- **Set problem**
Duplicate the listing below line for line, leaving out the pictures.

- **Layout annotation records**
▬▬▬▬▬▬

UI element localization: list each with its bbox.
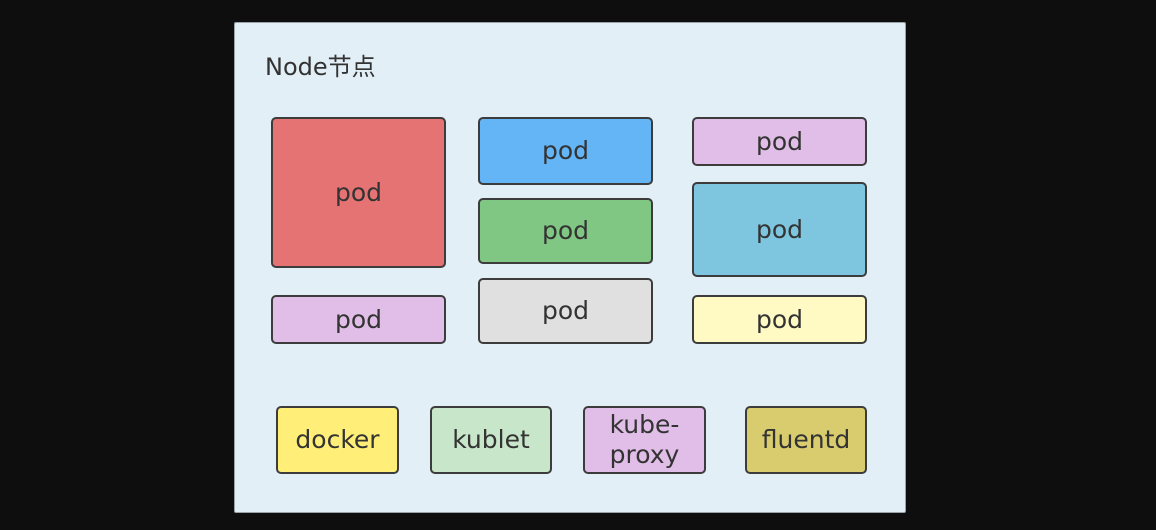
pod-label: pod bbox=[334, 177, 383, 207]
kube-proxy-label-line2: proxy bbox=[609, 440, 680, 469]
pod-label: pod bbox=[334, 304, 383, 334]
pod-label: pod bbox=[755, 214, 804, 244]
pod-label: pod bbox=[541, 216, 590, 245]
docker-label: docker bbox=[295, 425, 380, 454]
kube-proxy-label-line1: kube- bbox=[609, 410, 680, 439]
node-title: Node节点 bbox=[265, 53, 376, 81]
pod-box: pod bbox=[478, 278, 653, 344]
node-container: Node节点 pod pod pod pod pod pod pod pod d… bbox=[234, 22, 906, 513]
pod-box: pod bbox=[692, 295, 867, 344]
pod-label: pod bbox=[755, 304, 804, 334]
kublet-label: kublet bbox=[452, 425, 530, 454]
docker-box: docker bbox=[276, 406, 399, 474]
fluentd-label: fluentd bbox=[761, 425, 851, 454]
pod-box: pod bbox=[692, 117, 867, 166]
pod-box: pod bbox=[692, 182, 867, 277]
pod-label: pod bbox=[541, 136, 590, 165]
kube-proxy-box: kube- proxy bbox=[583, 406, 706, 474]
pod-box: pod bbox=[478, 198, 653, 264]
pod-box: pod bbox=[271, 295, 446, 344]
pod-label: pod bbox=[541, 296, 590, 325]
pod-box: pod bbox=[478, 117, 653, 185]
pod-box: pod bbox=[271, 117, 446, 268]
fluentd-box: fluentd bbox=[745, 406, 867, 474]
pod-label: pod bbox=[755, 126, 804, 156]
kublet-box: kublet bbox=[430, 406, 552, 474]
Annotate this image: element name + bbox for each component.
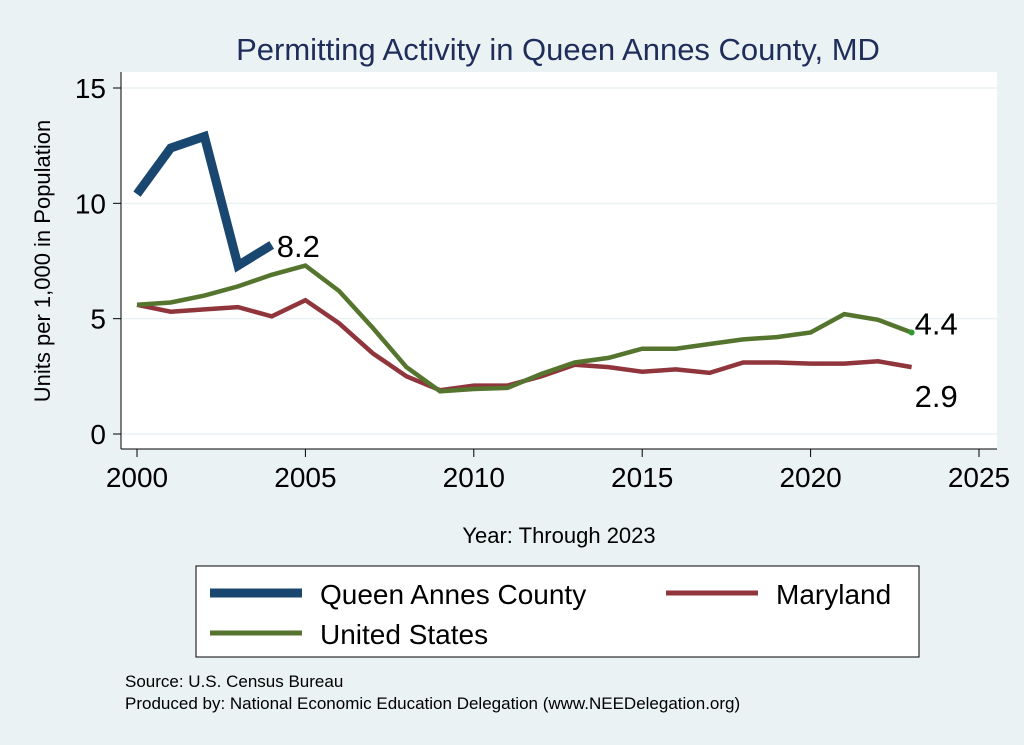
- chart-title: Permitting Activity in Queen Annes Count…: [236, 32, 880, 67]
- legend-label-maryland: Maryland: [776, 579, 891, 610]
- series-line-united-states: [136, 263, 913, 394]
- y-tick-label: 0: [90, 419, 106, 450]
- legend-label-united-states: United States: [320, 619, 488, 650]
- y-tick-label: 10: [75, 188, 106, 219]
- x-tick-label: 2010: [443, 462, 505, 493]
- x-tick-label: 2000: [106, 462, 168, 493]
- grid-lines: [121, 87, 997, 435]
- end-label-united-states: 4.4: [915, 307, 958, 342]
- end-labels: 8.2 2.9 4.4: [277, 229, 958, 414]
- x-tick-label: 2015: [611, 462, 673, 493]
- y-axis-label: Units per 1,000 in Population: [30, 120, 55, 403]
- end-marker-united-states: [908, 329, 915, 336]
- x-tick-label: 2020: [779, 462, 841, 493]
- y-axis-ticks: 0 5 10 15: [75, 73, 121, 450]
- end-label-queen-annes: 8.2: [277, 229, 320, 264]
- y-tick-label: 15: [75, 73, 106, 104]
- series-lines: [133, 130, 915, 394]
- producer-note: Produced by: National Economic Education…: [125, 694, 740, 713]
- legend-label-queen-annes: Queen Annes County: [320, 579, 586, 610]
- legend-box: [195, 565, 920, 658]
- source-note: Source: U.S. Census Bureau: [125, 672, 343, 691]
- legend: Queen Annes County Maryland United State…: [195, 565, 920, 658]
- x-tick-label: 2005: [274, 462, 336, 493]
- plot-area: [121, 72, 997, 449]
- end-label-maryland: 2.9: [915, 379, 958, 414]
- series-line-queen-annes: [133, 130, 275, 273]
- x-tick-label: 2025: [948, 462, 1010, 493]
- x-axis-label: Year: Through 2023: [462, 523, 655, 548]
- y-tick-label: 5: [90, 304, 106, 335]
- x-axis-ticks: 2000 2005 2010 2015 2020 2025: [106, 449, 1010, 493]
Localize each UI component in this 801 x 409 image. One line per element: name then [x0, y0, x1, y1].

▬▬▬▬▬▬

- **Exercise response**
UI element localization: list each with its bbox.
pod-label: pod bbox=[334, 177, 383, 207]
kube-proxy-label-line2: proxy bbox=[609, 440, 680, 469]
pod-label: pod bbox=[334, 304, 383, 334]
pod-label: pod bbox=[755, 214, 804, 244]
pod-label: pod bbox=[541, 216, 590, 245]
docker-label: docker bbox=[295, 425, 380, 454]
kube-proxy-label-line1: kube- bbox=[609, 410, 680, 439]
node-title: Node节点 bbox=[265, 53, 376, 81]
pod-box: pod bbox=[478, 278, 653, 344]
node-container: Node节点 pod pod pod pod pod pod pod pod d… bbox=[234, 22, 906, 513]
pod-box: pod bbox=[692, 295, 867, 344]
pod-label: pod bbox=[755, 304, 804, 334]
kublet-label: kublet bbox=[452, 425, 530, 454]
docker-box: docker bbox=[276, 406, 399, 474]
fluentd-label: fluentd bbox=[761, 425, 851, 454]
pod-box: pod bbox=[692, 117, 867, 166]
pod-box: pod bbox=[692, 182, 867, 277]
pod-label: pod bbox=[541, 136, 590, 165]
kube-proxy-box: kube- proxy bbox=[583, 406, 706, 474]
pod-box: pod bbox=[478, 198, 653, 264]
pod-box: pod bbox=[271, 295, 446, 344]
pod-label: pod bbox=[541, 296, 590, 325]
pod-box: pod bbox=[478, 117, 653, 185]
pod-box: pod bbox=[271, 117, 446, 268]
fluentd-box: fluentd bbox=[745, 406, 867, 474]
pod-label: pod bbox=[755, 126, 804, 156]
kublet-box: kublet bbox=[430, 406, 552, 474]
Annotate this image: element name + bbox for each component.
- chart-title: Permitting Activity in Queen Annes Count…: [236, 32, 880, 67]
- legend-label-maryland: Maryland: [776, 579, 891, 610]
- series-line-united-states: [136, 263, 913, 394]
- y-tick-label: 0: [90, 419, 106, 450]
- legend-label-united-states: United States: [320, 619, 488, 650]
- y-tick-label: 10: [75, 188, 106, 219]
- x-tick-label: 2010: [443, 462, 505, 493]
- x-tick-label: 2000: [106, 462, 168, 493]
- grid-lines: [121, 87, 997, 435]
- end-label-united-states: 4.4: [915, 307, 958, 342]
- end-labels: 8.2 2.9 4.4: [277, 229, 958, 414]
- x-tick-label: 2015: [611, 462, 673, 493]
- y-axis-label: Units per 1,000 in Population: [30, 120, 55, 403]
- end-marker-united-states: [908, 329, 915, 336]
- x-tick-label: 2020: [779, 462, 841, 493]
- y-axis-ticks: 0 5 10 15: [75, 73, 121, 450]
- end-label-queen-annes: 8.2: [277, 229, 320, 264]
- y-tick-label: 15: [75, 73, 106, 104]
- series-lines: [133, 130, 915, 394]
- producer-note: Produced by: National Economic Education…: [125, 694, 740, 713]
- legend-label-queen-annes: Queen Annes County: [320, 579, 586, 610]
- legend-box: [195, 565, 920, 658]
- source-note: Source: U.S. Census Bureau: [125, 672, 343, 691]
- legend: Queen Annes County Maryland United State…: [195, 565, 920, 658]
- x-tick-label: 2005: [274, 462, 336, 493]
- plot-area: [121, 72, 997, 449]
- end-label-maryland: 2.9: [915, 379, 958, 414]
- series-line-queen-annes: [133, 130, 275, 273]
- x-tick-label: 2025: [948, 462, 1010, 493]
- x-axis-label: Year: Through 2023: [462, 523, 655, 548]
- y-tick-label: 5: [90, 304, 106, 335]
- x-axis-ticks: 2000 2005 2010 2015 2020 2025: [106, 449, 1010, 493]
Localize each UI component in this 801 x 409 image. One line per element: name then [x0, y0, x1, y1].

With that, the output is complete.